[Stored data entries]
┄┄┄┄┄┄

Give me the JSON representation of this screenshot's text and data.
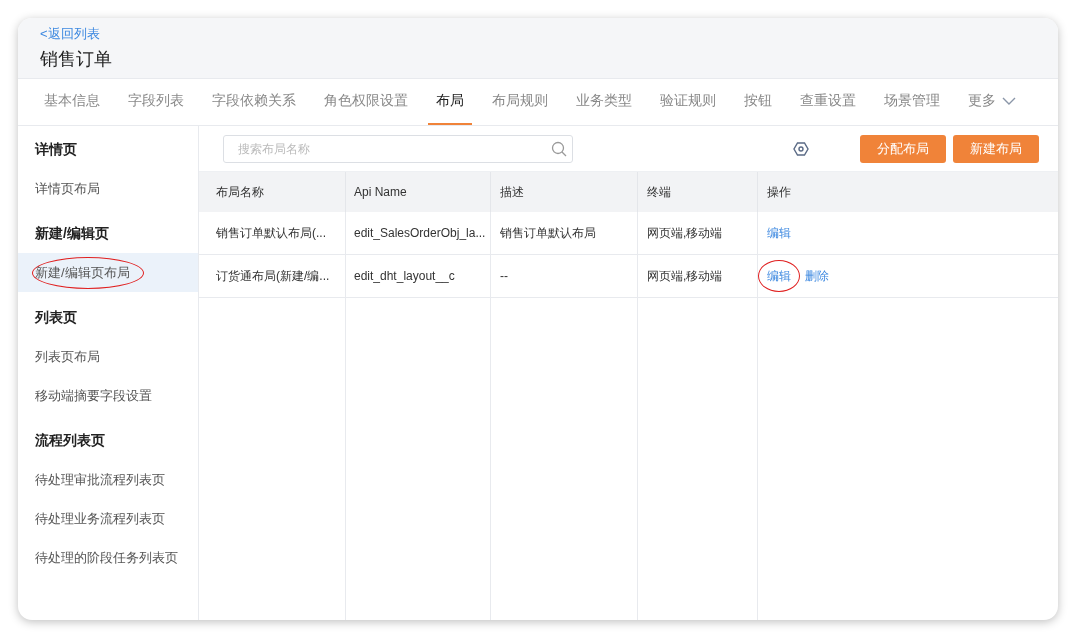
{
  "header": {
    "back_link": "<返回列表",
    "title": "销售订单"
  },
  "tabs": [
    {
      "label": "基本信息",
      "selected": false
    },
    {
      "label": "字段列表",
      "selected": false
    },
    {
      "label": "字段依赖关系",
      "selected": false
    },
    {
      "label": "角色权限设置",
      "selected": false
    },
    {
      "label": "布局",
      "selected": true
    },
    {
      "label": "布局规则",
      "selected": false
    },
    {
      "label": "业务类型",
      "selected": false
    },
    {
      "label": "验证规则",
      "selected": false
    },
    {
      "label": "按钮",
      "selected": false
    },
    {
      "label": "查重设置",
      "selected": false
    },
    {
      "label": "场景管理",
      "selected": false
    },
    {
      "label": "更多",
      "selected": false
    }
  ],
  "sidebar": {
    "groups": [
      {
        "title": "详情页",
        "items": [
          {
            "label": "详情页布局",
            "selected": false,
            "annotated": false
          }
        ]
      },
      {
        "title": "新建/编辑页",
        "items": [
          {
            "label": "新建/编辑页布局",
            "selected": true,
            "annotated": true
          }
        ]
      },
      {
        "title": "列表页",
        "items": [
          {
            "label": "列表页布局",
            "selected": false,
            "annotated": false
          },
          {
            "label": "移动端摘要字段设置",
            "selected": false,
            "annotated": false
          }
        ]
      },
      {
        "title": "流程列表页",
        "items": [
          {
            "label": "待处理审批流程列表页",
            "selected": false,
            "annotated": false
          },
          {
            "label": "待处理业务流程列表页",
            "selected": false,
            "annotated": false
          },
          {
            "label": "待处理的阶段任务列表页",
            "selected": false,
            "annotated": false
          }
        ]
      }
    ]
  },
  "toolbar": {
    "search": {
      "placeholder": "搜索布局名称"
    },
    "buttons": [
      "分配布局",
      "新建布局"
    ]
  },
  "table": {
    "columns": [
      "布局名称",
      "Api Name",
      "描述",
      "终端",
      "操作"
    ],
    "rows": [
      {
        "cells": [
          "销售订单默认布局(...",
          "edit_SalesOrderObj_la...",
          "销售订单默认布局",
          "网页端,移动端"
        ],
        "actions": [
          {
            "label": "编辑",
            "annotated": false
          }
        ]
      },
      {
        "cells": [
          "订货通布局(新建/编...",
          "edit_dht_layout__c",
          "--",
          "网页端,移动端"
        ],
        "actions": [
          {
            "label": "编辑",
            "annotated": true
          },
          {
            "label": "删除",
            "annotated": false
          }
        ]
      }
    ]
  }
}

┄┄┄┄┄┄

[Aim]
Gather each line of the listing that holds the string "true".

[Response to the task]
      "selected": true
            "selected": true,
            "annotated": true
            "annotated": true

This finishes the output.